**EXERCISE DIRECTIONS**
Extend the cardiac surgery passage below, picking up right after its final sentence.

**SOURCE EXTRACT**
Cardiac Surgery



Cardiac Surgery





Forty to 50 years ago, the idea of operating on the inside of the heart was pure science fiction. Now it happens every day in every major hospital in the Western world. How this all came about is a fascinating study in the way science works: this can’t happen until that’s discovered, and that can’t be discovered until something else is perfected, and so on. For instance, before World War II the only possible kind of heart surgery took place outside the heart. A patent ductus arteriosus could be closed off without invading the heart itself. The operation worked well and it wasn’t dangerous.

The first attack on disease inside the heart was surgery for mitral stenosis. It’s technically easy to insert a finger into the left atrium and break open the adhesions that hold the valve shut (Fig. 21-1). The problem was that there are practically always blood clots in the atrium when mitral stenosis is present. The first attempts at surgery were a disaster because blood clots were loosened and went floating out into the arteries like time bombs.

How to get rid of the clots? In 1941, a researcher at the veterinary school of the University of Wisconsin, Dr. Karl Paul Link, isolated a chemical that kept blood from clotting. It was called dicumarol, and it was the first substance of its kind in human history.

A Swedish physician named J. Eric Jorpes discovered another anticlotting drug, heparin. Now the way was open for heart surgery. After World War II, the operation for mitral stenosis became a standard procedure with very little risk.

[Rows contained in a dataset]

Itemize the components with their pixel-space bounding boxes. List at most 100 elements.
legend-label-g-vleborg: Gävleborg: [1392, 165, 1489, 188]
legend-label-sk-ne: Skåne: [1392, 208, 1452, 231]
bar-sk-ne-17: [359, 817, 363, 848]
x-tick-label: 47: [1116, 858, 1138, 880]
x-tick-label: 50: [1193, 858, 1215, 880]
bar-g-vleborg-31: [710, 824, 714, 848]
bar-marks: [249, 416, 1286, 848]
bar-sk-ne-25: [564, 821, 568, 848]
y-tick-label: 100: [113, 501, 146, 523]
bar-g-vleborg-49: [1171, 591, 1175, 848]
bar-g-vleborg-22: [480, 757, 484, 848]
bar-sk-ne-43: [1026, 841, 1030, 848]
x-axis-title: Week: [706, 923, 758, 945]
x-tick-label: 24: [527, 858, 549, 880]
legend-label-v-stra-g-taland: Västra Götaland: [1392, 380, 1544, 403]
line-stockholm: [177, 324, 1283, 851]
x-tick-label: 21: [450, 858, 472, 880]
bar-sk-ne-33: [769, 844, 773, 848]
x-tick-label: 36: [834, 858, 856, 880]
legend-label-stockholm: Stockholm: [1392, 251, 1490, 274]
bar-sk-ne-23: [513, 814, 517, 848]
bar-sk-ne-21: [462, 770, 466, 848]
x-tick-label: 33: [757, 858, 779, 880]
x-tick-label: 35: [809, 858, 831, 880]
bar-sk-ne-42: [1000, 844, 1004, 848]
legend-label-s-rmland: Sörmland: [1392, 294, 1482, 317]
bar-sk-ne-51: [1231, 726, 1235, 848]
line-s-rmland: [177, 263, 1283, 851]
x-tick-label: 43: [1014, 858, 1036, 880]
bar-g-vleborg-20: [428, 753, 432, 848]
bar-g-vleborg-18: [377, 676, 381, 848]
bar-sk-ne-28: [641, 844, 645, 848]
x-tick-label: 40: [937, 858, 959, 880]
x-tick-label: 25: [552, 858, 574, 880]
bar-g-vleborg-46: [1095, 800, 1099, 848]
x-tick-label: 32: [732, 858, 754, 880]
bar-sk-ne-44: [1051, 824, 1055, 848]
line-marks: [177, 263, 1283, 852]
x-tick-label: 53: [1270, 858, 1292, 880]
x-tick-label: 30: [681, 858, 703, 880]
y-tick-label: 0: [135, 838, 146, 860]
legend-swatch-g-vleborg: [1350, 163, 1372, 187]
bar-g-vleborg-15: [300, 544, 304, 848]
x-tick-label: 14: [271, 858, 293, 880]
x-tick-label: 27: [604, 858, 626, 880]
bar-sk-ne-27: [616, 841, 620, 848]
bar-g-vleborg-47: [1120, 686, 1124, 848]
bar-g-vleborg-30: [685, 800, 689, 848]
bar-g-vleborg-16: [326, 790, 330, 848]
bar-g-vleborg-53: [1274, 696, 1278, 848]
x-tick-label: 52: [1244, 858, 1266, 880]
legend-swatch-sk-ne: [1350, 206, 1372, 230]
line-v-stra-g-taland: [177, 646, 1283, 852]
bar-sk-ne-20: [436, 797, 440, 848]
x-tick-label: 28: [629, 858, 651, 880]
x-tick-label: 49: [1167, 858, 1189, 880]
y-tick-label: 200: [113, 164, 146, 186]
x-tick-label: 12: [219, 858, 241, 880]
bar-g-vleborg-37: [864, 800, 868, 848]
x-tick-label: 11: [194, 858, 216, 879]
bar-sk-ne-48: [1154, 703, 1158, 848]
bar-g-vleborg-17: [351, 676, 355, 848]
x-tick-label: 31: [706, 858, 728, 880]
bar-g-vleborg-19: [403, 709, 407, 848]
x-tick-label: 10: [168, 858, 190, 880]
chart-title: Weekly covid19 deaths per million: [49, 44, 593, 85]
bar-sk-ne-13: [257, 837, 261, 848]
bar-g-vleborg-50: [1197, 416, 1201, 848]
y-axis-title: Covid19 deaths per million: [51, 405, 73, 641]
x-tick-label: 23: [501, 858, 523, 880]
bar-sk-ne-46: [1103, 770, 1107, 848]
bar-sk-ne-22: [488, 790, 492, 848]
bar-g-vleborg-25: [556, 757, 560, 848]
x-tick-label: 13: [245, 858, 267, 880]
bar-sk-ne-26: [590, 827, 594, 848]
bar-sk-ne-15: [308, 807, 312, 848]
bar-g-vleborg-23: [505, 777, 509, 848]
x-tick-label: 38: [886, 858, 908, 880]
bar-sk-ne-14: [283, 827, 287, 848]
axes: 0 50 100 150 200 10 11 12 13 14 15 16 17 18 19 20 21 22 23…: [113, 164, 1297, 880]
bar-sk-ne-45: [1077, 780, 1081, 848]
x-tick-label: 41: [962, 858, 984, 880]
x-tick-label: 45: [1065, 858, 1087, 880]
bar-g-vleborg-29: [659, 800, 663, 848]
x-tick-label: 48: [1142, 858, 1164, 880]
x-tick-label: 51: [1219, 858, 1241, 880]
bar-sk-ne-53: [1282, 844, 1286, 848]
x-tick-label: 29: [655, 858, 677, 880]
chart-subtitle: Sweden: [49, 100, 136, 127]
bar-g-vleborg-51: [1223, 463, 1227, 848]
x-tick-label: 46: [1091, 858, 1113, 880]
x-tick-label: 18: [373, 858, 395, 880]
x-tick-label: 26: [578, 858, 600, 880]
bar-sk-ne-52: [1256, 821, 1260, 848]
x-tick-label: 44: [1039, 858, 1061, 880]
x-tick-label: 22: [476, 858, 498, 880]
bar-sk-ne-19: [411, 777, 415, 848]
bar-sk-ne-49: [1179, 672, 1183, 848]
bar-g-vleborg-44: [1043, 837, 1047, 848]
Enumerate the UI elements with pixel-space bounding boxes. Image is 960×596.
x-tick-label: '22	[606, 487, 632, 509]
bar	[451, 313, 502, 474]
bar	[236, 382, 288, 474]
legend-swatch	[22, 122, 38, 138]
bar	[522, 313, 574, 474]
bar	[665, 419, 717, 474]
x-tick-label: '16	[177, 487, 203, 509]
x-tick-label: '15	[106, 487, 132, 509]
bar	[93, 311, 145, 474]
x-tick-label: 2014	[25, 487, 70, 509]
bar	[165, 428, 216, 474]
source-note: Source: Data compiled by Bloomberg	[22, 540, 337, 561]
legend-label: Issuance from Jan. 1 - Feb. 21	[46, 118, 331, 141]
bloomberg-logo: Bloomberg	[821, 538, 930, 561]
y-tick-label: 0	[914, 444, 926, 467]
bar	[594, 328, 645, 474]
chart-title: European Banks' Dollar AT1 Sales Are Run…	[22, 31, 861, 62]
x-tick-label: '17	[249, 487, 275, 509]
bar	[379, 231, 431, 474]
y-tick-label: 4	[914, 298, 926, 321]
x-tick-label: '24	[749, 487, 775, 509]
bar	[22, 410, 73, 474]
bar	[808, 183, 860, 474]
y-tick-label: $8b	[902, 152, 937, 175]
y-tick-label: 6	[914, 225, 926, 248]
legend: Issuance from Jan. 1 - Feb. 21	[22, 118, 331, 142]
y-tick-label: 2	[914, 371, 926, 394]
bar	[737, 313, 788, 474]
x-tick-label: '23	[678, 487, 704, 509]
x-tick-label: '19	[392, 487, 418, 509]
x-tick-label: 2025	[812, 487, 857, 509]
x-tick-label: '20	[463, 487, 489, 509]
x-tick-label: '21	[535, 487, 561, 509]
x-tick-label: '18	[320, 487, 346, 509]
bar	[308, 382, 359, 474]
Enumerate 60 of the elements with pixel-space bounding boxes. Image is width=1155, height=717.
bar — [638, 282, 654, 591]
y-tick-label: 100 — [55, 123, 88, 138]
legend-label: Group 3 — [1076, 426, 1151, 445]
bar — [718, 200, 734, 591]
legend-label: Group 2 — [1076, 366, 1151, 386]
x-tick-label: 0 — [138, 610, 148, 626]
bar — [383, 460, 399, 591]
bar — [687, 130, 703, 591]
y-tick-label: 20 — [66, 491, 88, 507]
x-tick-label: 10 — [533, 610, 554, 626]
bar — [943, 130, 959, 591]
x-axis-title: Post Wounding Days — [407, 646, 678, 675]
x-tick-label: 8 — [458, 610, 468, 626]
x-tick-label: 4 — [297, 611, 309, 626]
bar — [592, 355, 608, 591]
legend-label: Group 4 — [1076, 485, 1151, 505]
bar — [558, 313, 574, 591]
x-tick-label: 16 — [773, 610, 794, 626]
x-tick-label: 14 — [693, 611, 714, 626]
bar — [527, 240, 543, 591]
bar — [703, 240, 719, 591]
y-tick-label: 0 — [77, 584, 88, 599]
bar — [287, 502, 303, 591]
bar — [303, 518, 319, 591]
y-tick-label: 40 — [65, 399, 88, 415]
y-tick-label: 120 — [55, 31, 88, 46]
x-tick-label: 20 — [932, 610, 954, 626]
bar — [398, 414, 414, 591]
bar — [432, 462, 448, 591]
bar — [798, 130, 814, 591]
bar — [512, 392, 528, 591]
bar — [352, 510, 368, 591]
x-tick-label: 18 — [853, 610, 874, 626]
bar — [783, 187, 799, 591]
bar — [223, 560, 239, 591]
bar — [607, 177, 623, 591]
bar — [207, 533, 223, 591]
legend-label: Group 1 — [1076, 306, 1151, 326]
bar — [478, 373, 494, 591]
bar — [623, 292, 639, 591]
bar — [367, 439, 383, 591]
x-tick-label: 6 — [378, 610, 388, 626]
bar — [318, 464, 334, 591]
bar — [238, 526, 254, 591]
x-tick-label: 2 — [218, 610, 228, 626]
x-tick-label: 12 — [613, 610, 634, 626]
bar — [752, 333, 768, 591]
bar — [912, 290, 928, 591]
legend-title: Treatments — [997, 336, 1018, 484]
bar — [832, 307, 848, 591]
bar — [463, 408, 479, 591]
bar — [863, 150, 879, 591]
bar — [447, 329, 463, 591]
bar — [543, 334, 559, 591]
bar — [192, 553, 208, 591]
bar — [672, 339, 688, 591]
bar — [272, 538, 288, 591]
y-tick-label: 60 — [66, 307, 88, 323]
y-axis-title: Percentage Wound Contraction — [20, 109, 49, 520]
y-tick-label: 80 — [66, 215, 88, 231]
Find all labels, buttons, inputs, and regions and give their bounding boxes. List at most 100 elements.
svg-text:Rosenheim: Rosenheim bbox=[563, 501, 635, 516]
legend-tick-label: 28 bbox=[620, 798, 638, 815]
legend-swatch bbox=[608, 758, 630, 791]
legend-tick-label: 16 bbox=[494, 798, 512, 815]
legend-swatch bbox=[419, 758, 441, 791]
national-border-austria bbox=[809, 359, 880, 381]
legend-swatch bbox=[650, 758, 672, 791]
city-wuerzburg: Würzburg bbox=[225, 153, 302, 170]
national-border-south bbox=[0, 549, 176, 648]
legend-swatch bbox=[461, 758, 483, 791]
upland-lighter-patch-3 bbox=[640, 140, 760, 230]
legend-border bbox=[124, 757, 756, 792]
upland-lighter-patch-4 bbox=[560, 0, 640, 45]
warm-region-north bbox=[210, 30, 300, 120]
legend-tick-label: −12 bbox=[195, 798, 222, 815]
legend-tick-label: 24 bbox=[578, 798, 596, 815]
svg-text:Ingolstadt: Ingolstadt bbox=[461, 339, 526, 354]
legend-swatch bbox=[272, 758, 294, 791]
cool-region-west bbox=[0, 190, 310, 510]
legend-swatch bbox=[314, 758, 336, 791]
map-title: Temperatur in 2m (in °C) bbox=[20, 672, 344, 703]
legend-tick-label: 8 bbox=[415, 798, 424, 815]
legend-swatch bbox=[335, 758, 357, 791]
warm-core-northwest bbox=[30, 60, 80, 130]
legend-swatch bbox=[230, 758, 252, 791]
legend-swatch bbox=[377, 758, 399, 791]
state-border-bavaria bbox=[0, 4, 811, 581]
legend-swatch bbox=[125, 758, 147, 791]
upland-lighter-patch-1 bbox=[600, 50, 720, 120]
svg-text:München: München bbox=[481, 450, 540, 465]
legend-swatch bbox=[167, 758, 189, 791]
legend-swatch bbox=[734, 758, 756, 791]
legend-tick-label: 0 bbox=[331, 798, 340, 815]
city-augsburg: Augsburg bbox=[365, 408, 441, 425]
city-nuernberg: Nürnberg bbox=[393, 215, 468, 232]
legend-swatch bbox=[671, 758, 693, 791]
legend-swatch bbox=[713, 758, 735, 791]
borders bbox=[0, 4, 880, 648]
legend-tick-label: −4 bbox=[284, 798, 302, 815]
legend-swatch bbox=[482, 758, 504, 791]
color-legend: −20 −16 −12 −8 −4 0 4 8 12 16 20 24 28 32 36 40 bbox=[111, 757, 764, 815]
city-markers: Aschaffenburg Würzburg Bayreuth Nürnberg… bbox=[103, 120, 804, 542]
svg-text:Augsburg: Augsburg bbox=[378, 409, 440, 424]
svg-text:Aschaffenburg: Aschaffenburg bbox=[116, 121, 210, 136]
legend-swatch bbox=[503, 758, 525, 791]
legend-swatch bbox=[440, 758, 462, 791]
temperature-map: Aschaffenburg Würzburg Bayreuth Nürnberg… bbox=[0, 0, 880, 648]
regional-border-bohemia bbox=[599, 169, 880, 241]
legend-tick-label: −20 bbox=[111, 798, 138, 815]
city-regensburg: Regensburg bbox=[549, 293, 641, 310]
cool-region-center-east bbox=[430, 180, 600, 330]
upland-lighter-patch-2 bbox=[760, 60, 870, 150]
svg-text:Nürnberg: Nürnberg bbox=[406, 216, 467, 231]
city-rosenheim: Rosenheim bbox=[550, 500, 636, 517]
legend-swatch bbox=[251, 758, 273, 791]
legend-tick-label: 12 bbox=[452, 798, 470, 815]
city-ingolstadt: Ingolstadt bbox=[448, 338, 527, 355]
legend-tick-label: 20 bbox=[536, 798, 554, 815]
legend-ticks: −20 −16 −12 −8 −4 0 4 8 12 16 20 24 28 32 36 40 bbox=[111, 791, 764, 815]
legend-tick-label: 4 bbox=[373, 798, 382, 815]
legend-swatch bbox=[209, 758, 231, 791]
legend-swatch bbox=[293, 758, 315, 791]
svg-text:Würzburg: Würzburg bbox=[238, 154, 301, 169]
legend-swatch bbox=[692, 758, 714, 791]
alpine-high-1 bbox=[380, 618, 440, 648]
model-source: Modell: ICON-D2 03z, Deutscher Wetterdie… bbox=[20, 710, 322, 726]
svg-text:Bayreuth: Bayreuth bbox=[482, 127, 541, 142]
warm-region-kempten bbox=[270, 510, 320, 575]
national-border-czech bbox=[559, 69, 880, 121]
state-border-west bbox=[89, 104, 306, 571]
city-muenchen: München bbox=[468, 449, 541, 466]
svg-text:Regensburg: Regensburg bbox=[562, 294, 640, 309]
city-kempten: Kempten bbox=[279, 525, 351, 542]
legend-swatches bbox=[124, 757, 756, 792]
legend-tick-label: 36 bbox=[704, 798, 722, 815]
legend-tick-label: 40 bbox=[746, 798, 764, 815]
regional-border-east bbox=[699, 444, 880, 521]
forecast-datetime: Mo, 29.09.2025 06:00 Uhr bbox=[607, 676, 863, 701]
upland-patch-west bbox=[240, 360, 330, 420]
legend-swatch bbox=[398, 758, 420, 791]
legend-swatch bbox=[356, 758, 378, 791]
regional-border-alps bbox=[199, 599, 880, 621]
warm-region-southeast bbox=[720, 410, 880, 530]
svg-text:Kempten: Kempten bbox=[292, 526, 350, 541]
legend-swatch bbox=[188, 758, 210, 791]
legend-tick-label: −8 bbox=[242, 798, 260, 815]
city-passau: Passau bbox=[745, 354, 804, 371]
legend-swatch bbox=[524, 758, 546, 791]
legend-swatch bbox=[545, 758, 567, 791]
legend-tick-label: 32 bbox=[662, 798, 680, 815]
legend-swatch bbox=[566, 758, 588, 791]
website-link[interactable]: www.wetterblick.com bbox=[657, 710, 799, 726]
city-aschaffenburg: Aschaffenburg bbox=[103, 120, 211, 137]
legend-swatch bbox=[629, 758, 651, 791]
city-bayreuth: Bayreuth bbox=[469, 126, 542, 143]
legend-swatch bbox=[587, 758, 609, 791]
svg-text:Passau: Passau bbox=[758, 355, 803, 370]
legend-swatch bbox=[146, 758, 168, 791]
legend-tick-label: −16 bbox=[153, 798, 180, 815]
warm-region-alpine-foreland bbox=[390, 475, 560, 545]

**RESPONSE**
Anticoagulant medication is given for a sufficient period before the operation so that there is no danger from clots. All the old clots will “organize,” that is, they will be slowly disintegrated by the natural process of the body and no new ones will form.

The next technical stride was the invention of the heart-lung machine (Fig. 21-2). Perfected in the fifties and sixties, this machine takes the blood out of the superior and inferior vena cavae and bypasses the heart and lungs, returning the blood to an artery. The machine oxygenates the blood and propels it ahead into the arteries, thus performing the functions of both heart and lungs. Now the surgeon can actually cut open the heart and repair the inner structures. It’s difficult to work on a beating heart, however. That problem is solved by actually stopping the heartbeat with a heavy dose of potassium or by packing the heart in slush. Either way, the heart is still and the surgeon can work precisely.







FIGURE 21-1 Closed heart operation on the mitral valve. The surgeon’s index finger is inserted through an opening in the wall of the heart, and the diseased valve (mitral stenosis) is opened by gentle manipulation.






FIGURE 21-2 The heart-lung machine.






FIGURE 21-3 Prosthetic valve. The valve is made of extremely hard, long-lasting material. It consists of two flaps that open and close to mimic the action of a normal mitral valve. This “flap” type of valve is the St. Jude valve, in wide use today. (Courtesy of St. Jude Medical.)


Valve Replacement

Artificial valves can be implanted in the mitral or aortic position. They can be made of metal and plastic or they may be actual tissue valves called bioprostheses that are usually from a pig (Fig. 21-3). The problem is there is always danger of clotting or infection.
The parts of a mechanical valve can wear out, and the tissue of a bioprosthesis can degenerate or calcify. The perfect valve hasn’t been invented yet, but some patients have excellent results for many years—practically through a normal lifetime.



Repair of Congenital Heart Defects

Septal defects can be closed with patches. Coarctation of the aorta can be repaired with a Dacron prosthesis or, in some cases, by simply cutting out the narrow area and sewing the ends of the vessel together. Practically any congenital abnormality can be corrected, partially or completely, now that the surgeon has a still, bloodless heart to work with.


Coronary Artery Bypass

It hasn’t been possible to “un-harden” an artery. Once an atheromatous mass plugs up a vessel, it’s there to stay. (At least until recently.)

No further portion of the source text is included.